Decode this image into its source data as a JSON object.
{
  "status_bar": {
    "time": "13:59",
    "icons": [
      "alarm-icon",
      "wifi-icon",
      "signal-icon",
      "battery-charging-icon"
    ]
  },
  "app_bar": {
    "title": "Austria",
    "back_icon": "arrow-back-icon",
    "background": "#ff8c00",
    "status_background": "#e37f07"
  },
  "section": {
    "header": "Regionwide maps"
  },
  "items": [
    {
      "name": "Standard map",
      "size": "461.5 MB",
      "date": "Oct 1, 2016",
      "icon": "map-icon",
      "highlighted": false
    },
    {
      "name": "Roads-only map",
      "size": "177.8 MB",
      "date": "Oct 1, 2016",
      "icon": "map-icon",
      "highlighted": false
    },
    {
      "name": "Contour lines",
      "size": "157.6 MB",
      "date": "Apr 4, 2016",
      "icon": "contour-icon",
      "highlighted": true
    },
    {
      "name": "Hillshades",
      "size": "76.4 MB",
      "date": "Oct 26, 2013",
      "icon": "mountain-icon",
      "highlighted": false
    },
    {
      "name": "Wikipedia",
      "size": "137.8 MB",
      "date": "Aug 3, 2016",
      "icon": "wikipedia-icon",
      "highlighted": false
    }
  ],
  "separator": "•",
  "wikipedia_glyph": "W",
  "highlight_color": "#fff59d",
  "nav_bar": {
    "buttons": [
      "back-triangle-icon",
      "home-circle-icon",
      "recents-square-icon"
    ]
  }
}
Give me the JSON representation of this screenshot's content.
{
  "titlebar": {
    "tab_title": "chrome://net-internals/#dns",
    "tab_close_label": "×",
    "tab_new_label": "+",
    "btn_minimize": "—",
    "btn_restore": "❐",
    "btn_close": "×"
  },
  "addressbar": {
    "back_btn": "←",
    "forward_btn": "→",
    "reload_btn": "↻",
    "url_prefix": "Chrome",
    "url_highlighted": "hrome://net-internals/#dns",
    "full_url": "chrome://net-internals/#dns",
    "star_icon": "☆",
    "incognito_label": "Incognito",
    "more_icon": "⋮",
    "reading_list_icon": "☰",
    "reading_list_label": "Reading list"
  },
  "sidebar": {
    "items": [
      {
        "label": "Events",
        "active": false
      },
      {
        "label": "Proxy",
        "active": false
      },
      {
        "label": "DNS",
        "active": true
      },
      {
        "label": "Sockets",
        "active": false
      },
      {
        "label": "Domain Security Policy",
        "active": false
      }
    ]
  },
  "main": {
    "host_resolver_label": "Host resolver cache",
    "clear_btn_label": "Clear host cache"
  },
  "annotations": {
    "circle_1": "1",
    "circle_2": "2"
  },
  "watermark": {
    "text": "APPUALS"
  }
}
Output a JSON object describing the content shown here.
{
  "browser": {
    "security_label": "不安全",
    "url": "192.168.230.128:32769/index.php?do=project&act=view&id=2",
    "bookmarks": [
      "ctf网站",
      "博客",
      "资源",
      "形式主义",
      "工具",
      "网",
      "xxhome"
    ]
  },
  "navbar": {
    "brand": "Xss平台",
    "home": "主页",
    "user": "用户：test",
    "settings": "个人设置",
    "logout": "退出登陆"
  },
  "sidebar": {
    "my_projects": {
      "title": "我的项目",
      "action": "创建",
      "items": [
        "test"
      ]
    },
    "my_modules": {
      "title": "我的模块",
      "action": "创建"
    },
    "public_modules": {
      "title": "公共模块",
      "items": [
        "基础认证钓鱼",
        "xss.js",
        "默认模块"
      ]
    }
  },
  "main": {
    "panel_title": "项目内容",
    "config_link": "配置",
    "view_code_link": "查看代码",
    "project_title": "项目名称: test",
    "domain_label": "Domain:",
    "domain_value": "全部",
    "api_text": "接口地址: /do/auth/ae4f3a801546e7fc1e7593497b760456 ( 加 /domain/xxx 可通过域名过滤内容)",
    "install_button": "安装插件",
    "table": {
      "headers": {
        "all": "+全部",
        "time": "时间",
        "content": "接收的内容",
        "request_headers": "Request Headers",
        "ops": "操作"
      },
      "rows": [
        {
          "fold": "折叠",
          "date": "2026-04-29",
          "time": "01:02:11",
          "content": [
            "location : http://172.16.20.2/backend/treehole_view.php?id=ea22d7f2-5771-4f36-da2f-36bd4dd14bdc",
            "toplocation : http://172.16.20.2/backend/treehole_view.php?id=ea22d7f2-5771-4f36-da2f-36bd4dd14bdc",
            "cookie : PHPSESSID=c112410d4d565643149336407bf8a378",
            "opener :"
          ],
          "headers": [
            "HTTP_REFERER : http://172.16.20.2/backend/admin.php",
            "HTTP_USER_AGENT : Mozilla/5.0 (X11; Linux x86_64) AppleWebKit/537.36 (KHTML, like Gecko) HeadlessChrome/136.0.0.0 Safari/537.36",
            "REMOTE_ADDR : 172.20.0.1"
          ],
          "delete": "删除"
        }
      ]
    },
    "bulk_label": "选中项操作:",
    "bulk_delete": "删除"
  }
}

__________________________________________________

• What to do
From the data above, extract every line in its exact form.

• Response for this exercise
Decode this image into its source data as a JSON object.
{
  "status_bar": {
    "time": "13:59",
    "icons": [
      "alarm-icon",
      "wifi-icon",
      "signal-icon",
      "battery-charging-icon"
    ]
  },
  "app_bar": {
    "title": "Austria",
    "back_icon": "arrow-back-icon",
    "background": "#ff8c00",
    "status_background": "#e37f07"
  },
  "section": {
    "header": "Regionwide maps"
  },
  "items": [
    {
      "name": "Standard map",
      "size": "461.5 MB",
      "date": "Oct 1, 2016",
      "icon": "map-icon",
      "highlighted": false
    },
    {
      "name": "Roads-only map",
      "size": "177.8 MB",
      "date": "Oct 1, 2016",
      "icon": "map-icon",
      "highlighted": false
    },
    {
      "name": "Contour lines",
      "size": "157.6 MB",
      "date": "Apr 4, 2016",
      "icon": "contour-icon",
      "highlighted": true
    },
    {
      "name": "Hillshades",
      "size": "76.4 MB",
      "date": "Oct 26, 2013",
      "icon": "mountain-icon",
      "highlighted": false
    },
    {
      "name": "Wikipedia",
      "size": "137.8 MB",
      "date": "Aug 3, 2016",
      "icon": "wikipedia-icon",
      "highlighted": false
    }
  ],
  "separator": "•",
  "wikipedia_glyph": "W",
  "highlight_color": "#fff59d",
  "nav_bar": {
    "buttons": [
      "back-triangle-icon",
      "home-circle-icon",
      "recents-square-icon"
    ]
  }
}
Give me the JSON representation of this screenshot's content.
{
  "titlebar": {
    "tab_title": "chrome://net-internals/#dns",
    "tab_close_label": "×",
    "tab_new_label": "+",
    "btn_minimize": "—",
    "btn_restore": "❐",
    "btn_close": "×"
  },
  "addressbar": {
    "back_btn": "←",
    "forward_btn": "→",
    "reload_btn": "↻",
    "url_prefix": "Chrome",
    "url_highlighted": "hrome://net-internals/#dns",
    "full_url": "chrome://net-internals/#dns",
    "star_icon": "☆",
    "incognito_label": "Incognito",
    "more_icon": "⋮",
    "reading_list_icon": "☰",
    "reading_list_label": "Reading list"
  },
  "sidebar": {
    "items": [
      {
        "label": "Events",
        "active": false
      },
      {
        "label": "Proxy",
        "active": false
      },
      {
        "label": "DNS",
        "active": true
      },
      {
        "label": "Sockets",
        "active": false
      },
      {
        "label": "Domain Security Policy",
        "active": false
      }
    ]
  },
  "main": {
    "host_resolver_label": "Host resolver cache",
    "clear_btn_label": "Clear host cache"
  },
  "annotations": {
    "circle_1": "1",
    "circle_2": "2"
  },
  "watermark": {
    "text": "APPUALS"
  }
}
Output a JSON object describing the content shown here.
{
  "browser": {
    "security_label": "不安全",
    "url": "192.168.230.128:32769/index.php?do=project&act=view&id=2",
    "bookmarks": [
      "ctf网站",
      "博客",
      "资源",
      "形式主义",
      "工具",
      "网",
      "xxhome"
    ]
  },
  "navbar": {
    "brand": "Xss平台",
    "home": "主页",
    "user": "用户：test",
    "settings": "个人设置",
    "logout": "退出登陆"
  },
  "sidebar": {
    "my_projects": {
      "title": "我的项目",
      "action": "创建",
      "items": [
        "test"
      ]
    },
    "my_modules": {
      "title": "我的模块",
      "action": "创建"
    },
    "public_modules": {
      "title": "公共模块",
      "items": [
        "基础认证钓鱼",
        "xss.js",
        "默认模块"
      ]
    }
  },
  "main": {
    "panel_title": "项目内容",
    "config_link": "配置",
    "view_code_link": "查看代码",
    "project_title": "项目名称: test",
    "domain_label": "Domain:",
    "domain_value": "全部",
    "api_text": "接口地址: /do/auth/ae4f3a801546e7fc1e7593497b760456 ( 加 /domain/xxx 可通过域名过滤内容)",
    "install_button": "安装插件",
    "table": {
      "headers": {
        "all": "+全部",
        "time": "时间",
        "content": "接收的内容",
        "request_headers": "Request Headers",
        "ops": "操作"
      },
      "rows": [
        {
          "fold": "折叠",
          "date": "2026-04-29",
          "time": "01:02:11",
          "content": [
            "location : http://172.16.20.2/backend/treehole_view.php?id=ea22d7f2-5771-4f36-da2f-36bd4dd14bdc",
            "toplocation : http://172.16.20.2/backend/treehole_view.php?id=ea22d7f2-5771-4f36-da2f-36bd4dd14bdc",
            "cookie : PHPSESSID=c112410d4d565643149336407bf8a378",
            "opener :"
          ],
          "headers": [
            "HTTP_REFERER : http://172.16.20.2/backend/admin.php",
            "HTTP_USER_AGENT : Mozilla/5.0 (X11; Linux x86_64) AppleWebKit/537.36 (KHTML, like Gecko) HeadlessChrome/136.0.0.0 Safari/537.36",
            "REMOTE_ADDR : 172.20.0.1"
          ],
          "delete": "删除"
        }
      ]
    },
    "bulk_label": "选中项操作:",
    "bulk_delete": "删除"
  }
}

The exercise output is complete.